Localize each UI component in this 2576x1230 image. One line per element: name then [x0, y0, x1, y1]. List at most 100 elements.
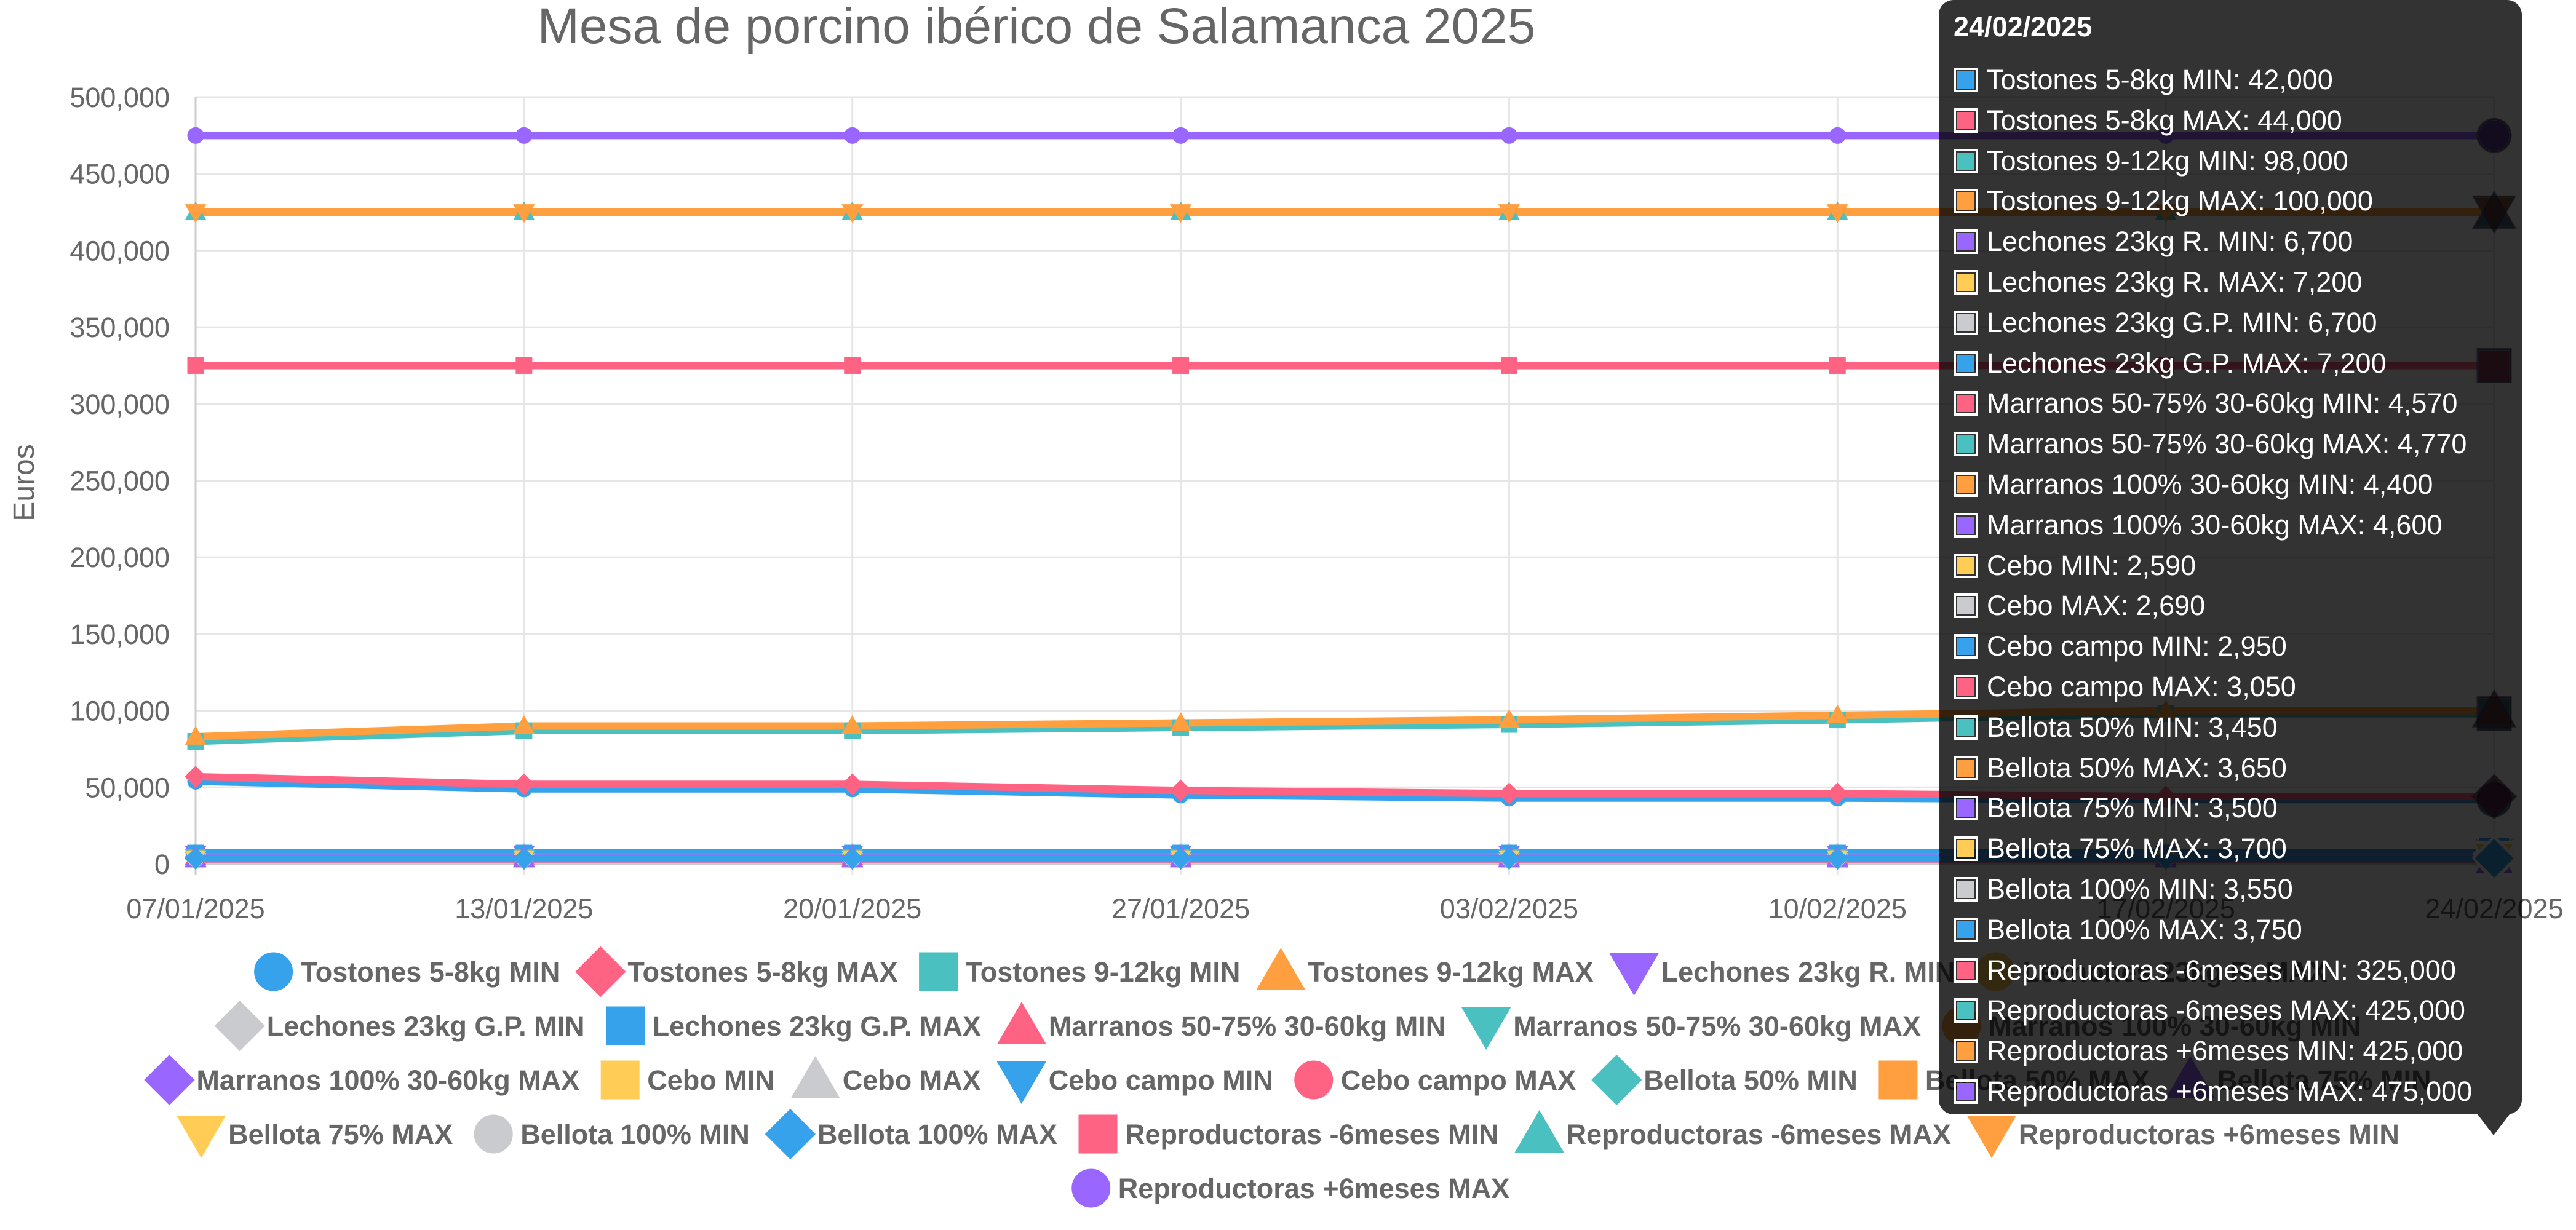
tooltip-row: Reproductoras +6meses MAX: 475,000 [1954, 1073, 2472, 1110]
legend-item[interactable]: Bellota 100% MAX [765, 1108, 1057, 1160]
y-tick-label: 500,000 [70, 82, 170, 113]
legend-swatch [790, 1056, 840, 1098]
tooltip-row-text: Tostones 5-8kg MAX: 44,000 [1987, 104, 2342, 136]
y-tick-label: 0 [154, 849, 170, 880]
tooltip-swatch [1954, 148, 1978, 173]
data-point [1498, 204, 1521, 223]
legend-item[interactable]: Bellota 75% MAX [177, 1116, 453, 1158]
legend-swatch [1071, 1168, 1111, 1208]
data-point [1169, 712, 1192, 731]
legend-item[interactable]: Tostones 5-8kg MAX [575, 946, 898, 998]
data-point [513, 847, 535, 870]
legend-item[interactable]: Lechones 23kg G.P. MAX [606, 1006, 981, 1046]
data-point [1829, 357, 1846, 374]
legend-swatch [575, 946, 626, 998]
data-point [1826, 847, 1849, 870]
data-point [185, 847, 207, 870]
data-point [513, 715, 535, 734]
legend-item[interactable]: Tostones 9-12kg MAX [1256, 948, 1594, 990]
tooltip-row: Cebo campo MIN: 2,950 [1954, 628, 2287, 665]
tooltip-row: Lechones 23kg G.P. MIN: 6,700 [1954, 304, 2377, 341]
data-point [185, 204, 207, 223]
legend-item[interactable]: Reproductoras +6meses MAX [1071, 1168, 1509, 1208]
tooltip-row-text: Cebo campo MAX: 3,050 [1987, 671, 2296, 702]
tooltip-caret [2478, 1114, 2510, 1135]
legend-item[interactable]: Marranos 50-75% 30-60kg MAX [1461, 1007, 1921, 1050]
legend-swatch [606, 1006, 645, 1046]
y-tick-label: 450,000 [70, 159, 170, 190]
legend-label: Bellota 100% MAX [817, 1119, 1057, 1150]
legend-swatch [996, 1002, 1047, 1044]
legend-item[interactable]: Cebo campo MAX [1294, 1060, 1576, 1100]
tooltip-row: Lechones 23kg R. MIN: 6,700 [1954, 223, 2353, 260]
tooltip-row: Bellota 75% MIN: 3,500 [1954, 790, 2278, 827]
legend-swatch [1461, 1007, 1511, 1050]
tooltip-row: Marranos 100% 30-60kg MAX: 4,600 [1954, 507, 2442, 544]
legend-item[interactable]: Bellota 50% MIN [1591, 1054, 1858, 1106]
legend-item[interactable]: Marranos 50-75% 30-60kg MIN [996, 1002, 1445, 1044]
legend-item[interactable]: Cebo campo MIN [996, 1061, 1273, 1104]
tooltip-swatch [1954, 634, 1978, 659]
legend-item[interactable]: Cebo MAX [790, 1056, 981, 1098]
tooltip-row-text: Lechones 23kg R. MIN: 6,700 [1987, 226, 2353, 258]
legend-item[interactable]: Lechones 23kg G.P. MIN [214, 1000, 585, 1052]
legend-swatch [600, 1060, 640, 1100]
tooltip-row: Tostones 9-12kg MAX: 100,000 [1954, 183, 2373, 220]
tooltip-row: Reproductoras -6meses MAX: 425,000 [1954, 992, 2465, 1029]
legend-label: Marranos 50-75% 30-60kg MAX [1513, 1010, 1921, 1042]
legend-label: Bellota 50% MIN [1644, 1065, 1858, 1096]
data-point [513, 204, 535, 223]
legend-item[interactable]: Reproductoras +6meses MIN [1966, 1116, 2399, 1158]
legend-item[interactable]: Tostones 5-8kg MIN [254, 952, 560, 991]
y-tick-label: 250,000 [70, 466, 170, 497]
tooltip-row-text: Bellota 50% MIN: 3,450 [1987, 711, 2278, 743]
legend-swatch [214, 1000, 265, 1052]
legend-item[interactable]: Reproductoras -6meses MIN [1078, 1114, 1499, 1154]
legend-item[interactable]: Lechones 23kg R. MIN [1609, 953, 1955, 996]
y-tick-label: 400,000 [70, 235, 170, 266]
tooltip-row-text: Marranos 50-75% 30-60kg MIN: 4,570 [1987, 387, 2458, 419]
data-point [1169, 779, 1192, 802]
tooltip-row: Cebo MAX: 2,690 [1954, 587, 2205, 624]
data-point [515, 127, 533, 144]
data-point [1172, 127, 1190, 144]
tooltip-swatch [1954, 512, 1978, 538]
tooltip-row: Reproductoras -6meses MIN: 325,000 [1954, 952, 2456, 989]
tooltip-swatch [1954, 958, 1978, 983]
data-point [1829, 127, 1846, 144]
tooltip: 24/02/2025 Tostones 5-8kg MIN: 42,000 Tos… [1939, 0, 2522, 1114]
legend-item[interactable]: Bellota 100% MIN [474, 1114, 750, 1154]
legend-item[interactable]: Cebo MIN [600, 1060, 775, 1100]
tooltip-swatch [1954, 675, 1978, 699]
legend-label: Bellota 100% MIN [520, 1119, 750, 1150]
tooltip-swatch [1954, 836, 1978, 862]
legend-item[interactable]: Tostones 9-12kg MIN [919, 952, 1241, 991]
x-tick-label: 13/01/2025 [455, 893, 593, 924]
legend-label: Reproductoras -6meses MIN [1125, 1119, 1499, 1150]
legend-label: Tostones 9-12kg MIN [966, 956, 1241, 988]
legend-swatch [144, 1054, 195, 1106]
y-tick-label: 300,000 [70, 389, 170, 420]
tooltip-row-text: Reproductoras -6meses MIN: 325,000 [1987, 954, 2456, 986]
legend-label: Tostones 5-8kg MAX [627, 956, 897, 988]
tooltip-row-text: Bellota 100% MIN: 3,550 [1987, 873, 2293, 905]
tooltip-swatch [1954, 917, 1978, 942]
y-axis-ticks: 0 50,000 100,000 150,000 200,000 250,000 300,0… [70, 82, 170, 880]
tooltip-row-text: Cebo MIN: 2,590 [1987, 549, 2196, 581]
tooltip-row-text: Marranos 100% 30-60kg MAX: 4,600 [1987, 509, 2443, 541]
data-point [841, 204, 864, 223]
tooltip-row: Marranos 50-75% 30-60kg MAX: 4,770 [1954, 426, 2467, 462]
legend-label: Cebo MAX [843, 1065, 981, 1096]
tooltip-swatch [1954, 108, 1978, 133]
legend-item[interactable]: Marranos 100% 30-60kg MAX [144, 1054, 579, 1106]
tooltip-row: Lechones 23kg G.P. MAX: 7,200 [1954, 345, 2387, 382]
tooltip-row-text: Tostones 5-8kg MIN: 42,000 [1987, 64, 2333, 95]
legend-item[interactable]: Reproductoras -6meses MAX [1514, 1110, 1951, 1153]
data-point [185, 766, 207, 788]
tooltip-swatch [1954, 229, 1978, 255]
data-point [1500, 357, 1517, 374]
tooltip-row: Bellota 100% MIN: 3,550 [1954, 871, 2293, 908]
tooltip-swatch [1954, 553, 1978, 578]
y-axis-label: Euros [8, 444, 41, 521]
legend-label: Marranos 50-75% 30-60kg MIN [1049, 1010, 1445, 1042]
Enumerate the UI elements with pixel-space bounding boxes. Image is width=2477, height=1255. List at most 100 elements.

☆ ☆ ☆

— What to work on —
Render all of the entries above as a numbered list. Omit any blank lines and leave out the pictures.

— Solution —
1. Localize each UI component in this 2576x1230 image. One line per element: name then [x0, y0, x1, y1]. List at most 100 elements.
2. tooltip-row: Reproductoras +6meses MAX: 475,000 [1954, 1073, 2472, 1110]
3. legend-item[interactable]: Bellota 100% MAX [765, 1108, 1057, 1160]
4. y-tick-label: 500,000 [70, 82, 170, 113]
5. legend-swatch [790, 1056, 840, 1098]
6. tooltip-row-text: Tostones 5-8kg MAX: 44,000 [1987, 104, 2342, 136]
7. y-tick-label: 0 [154, 849, 170, 880]
8. tooltip-swatch [1954, 148, 1978, 173]
9. data-point [1498, 204, 1521, 223]
10. legend-item[interactable]: Bellota 75% MAX [177, 1116, 453, 1158]
11. legend-swatch [1071, 1168, 1111, 1208]
12. data-point [1169, 712, 1192, 731]
13. legend-item[interactable]: Tostones 5-8kg MAX [575, 946, 898, 998]
14. data-point [513, 847, 535, 870]
15. legend-item[interactable]: Lechones 23kg G.P. MAX [606, 1006, 981, 1046]
16. data-point [1829, 357, 1846, 374]
17. legend-swatch [575, 946, 626, 998]
18. data-point [1826, 847, 1849, 870]
19. data-point [185, 847, 207, 870]
20. data-point [513, 715, 535, 734]
21. legend-item[interactable]: Tostones 9-12kg MAX [1256, 948, 1594, 990]
22. tooltip-row: Cebo campo MIN: 2,950 [1954, 628, 2287, 665]
23. tooltip-row: Lechones 23kg G.P. MIN: 6,700 [1954, 304, 2377, 341]
24. data-point [185, 204, 207, 223]
25. legend-item[interactable]: Reproductoras +6meses MAX [1071, 1168, 1509, 1208]
26. tooltip-row-text: Cebo campo MAX: 3,050 [1987, 671, 2296, 702]
27. tooltip-caret [2478, 1114, 2510, 1135]
28. legend-item[interactable]: Marranos 50-75% 30-60kg MAX [1461, 1007, 1921, 1050]
29. legend-swatch [606, 1006, 645, 1046]
30. y-tick-label: 450,000 [70, 159, 170, 190]
31. legend-label: Bellota 100% MAX [817, 1119, 1057, 1150]
32. legend-swatch [996, 1002, 1047, 1044]
33. legend-item[interactable]: Cebo campo MAX [1294, 1060, 1576, 1100]
34. tooltip-row: Lechones 23kg R. MIN: 6,700 [1954, 223, 2353, 260]
35. tooltip-row: Bellota 75% MIN: 3,500 [1954, 790, 2278, 827]
36. legend-swatch [1461, 1007, 1511, 1050]
37. tooltip-row: Marranos 100% 30-60kg MAX: 4,600 [1954, 507, 2442, 544]
38. legend-item[interactable]: Bellota 50% MIN [1591, 1054, 1858, 1106]
39. legend-item[interactable]: Marranos 50-75% 30-60kg MIN [996, 1002, 1445, 1044]
40. legend-item[interactable]: Cebo campo MIN [996, 1061, 1273, 1104]
41. tooltip-swatch [1954, 634, 1978, 659]
42. legend-item[interactable]: Cebo MAX [790, 1056, 981, 1098]
43. tooltip-row-text: Lechones 23kg R. MIN: 6,700 [1987, 226, 2353, 258]
44. legend-item[interactable]: Lechones 23kg G.P. MIN [214, 1000, 585, 1052]
45. legend-swatch [600, 1060, 640, 1100]
46. tooltip-row: Tostones 9-12kg MAX: 100,000 [1954, 183, 2373, 220]
47. tooltip-row: Reproductoras -6meses MAX: 425,000 [1954, 992, 2465, 1029]
48. legend-label: Marranos 50-75% 30-60kg MAX [1513, 1010, 1921, 1042]
49. legend-label: Bellota 50% MIN [1644, 1065, 1858, 1096]
50. data-point [513, 204, 535, 223]
51. legend-item[interactable]: Reproductoras +6meses MIN [1966, 1116, 2399, 1158]
52. legend-item[interactable]: Tostones 5-8kg MIN [254, 952, 560, 991]
53. y-tick-label: 250,000 [70, 466, 170, 497]
54. tooltip-row-text: Bellota 50% MIN: 3,450 [1987, 711, 2278, 743]
55. legend-swatch [214, 1000, 265, 1052]
56. legend-item[interactable]: Reproductoras -6meses MIN [1078, 1114, 1499, 1154]
57. legend-item[interactable]: Lechones 23kg R. MIN [1609, 953, 1955, 996]
58. y-tick-label: 400,000 [70, 235, 170, 266]
59. tooltip-row-text: Marranos 50-75% 30-60kg MIN: 4,570 [1987, 387, 2458, 419]
60. data-point [1169, 779, 1192, 802]
61. tooltip-row: Cebo MAX: 2,690 [1954, 587, 2205, 624]
62. data-point [515, 127, 533, 144]
63. data-point [1172, 127, 1190, 144]
64. tooltip-swatch [1954, 512, 1978, 538]
65. tooltip-row: Reproductoras -6meses MIN: 325,000 [1954, 952, 2456, 989]
66. tooltip-swatch [1954, 958, 1978, 983]
67. data-point [1829, 127, 1846, 144]
68. tooltip: 24/02/2025 Tostones 5-8kg MIN: 42,000 Tos… [1939, 0, 2522, 1114]
69. legend-item[interactable]: Bellota 100% MIN [474, 1114, 750, 1154]
70. legend-item[interactable]: Cebo MIN [600, 1060, 775, 1100]
71. tooltip-swatch [1954, 675, 1978, 699]
72. legend-label: Bellota 100% MIN [520, 1119, 750, 1150]
73. tooltip-swatch [1954, 836, 1978, 862]
74. legend-item[interactable]: Tostones 9-12kg MIN [919, 952, 1241, 991]
75. x-tick-label: 13/01/2025 [455, 893, 593, 924]
76. legend-label: Reproductoras -6meses MIN [1125, 1119, 1499, 1150]
77. legend-label: Tostones 9-12kg MIN [966, 956, 1241, 988]
78. legend-swatch [144, 1054, 195, 1106]
79. y-tick-label: 300,000 [70, 389, 170, 420]
80. tooltip-row-text: Reproductoras -6meses MIN: 325,000 [1987, 954, 2456, 986]
81. legend-label: Tostones 5-8kg MAX [627, 956, 897, 988]
82. tooltip-row-text: Bellota 100% MIN: 3,550 [1987, 873, 2293, 905]
83. tooltip-swatch [1954, 917, 1978, 942]
84. y-axis-ticks: 0 50,000 100,000 150,000 200,000 250,000 300,0… [70, 82, 170, 880]
85. tooltip-row-text: Cebo MIN: 2,590 [1987, 549, 2196, 581]
86. tooltip-row-text: Marranos 100% 30-60kg MAX: 4,600 [1987, 509, 2443, 541]
87. data-point [841, 204, 864, 223]
88. tooltip-row: Marranos 50-75% 30-60kg MAX: 4,770 [1954, 426, 2467, 462]
89. legend-label: Cebo MAX [843, 1065, 981, 1096]
90. tooltip-swatch [1954, 108, 1978, 133]
91. legend-item[interactable]: Marranos 100% 30-60kg MAX [144, 1054, 579, 1106]
92. tooltip-row: Lechones 23kg G.P. MAX: 7,200 [1954, 345, 2387, 382]
93. tooltip-row-text: Tostones 5-8kg MIN: 42,000 [1987, 64, 2333, 95]
94. legend-item[interactable]: Reproductoras -6meses MAX [1514, 1110, 1951, 1153]
95. data-point [185, 766, 207, 788]
96. tooltip-swatch [1954, 229, 1978, 255]
97. data-point [1500, 357, 1517, 374]
98. tooltip-row: Bellota 100% MIN: 3,550 [1954, 871, 2293, 908]
99. tooltip-swatch [1954, 553, 1978, 578]
100. y-axis-label: Euros [8, 444, 41, 521]
101. legend-label: Marranos 50-75% 30-60kg MIN [1049, 1010, 1445, 1042]
102. Enumerate the UI elements with pixel-space bounding boxes. Image is width=2477, height=1255. List at most 100 elements.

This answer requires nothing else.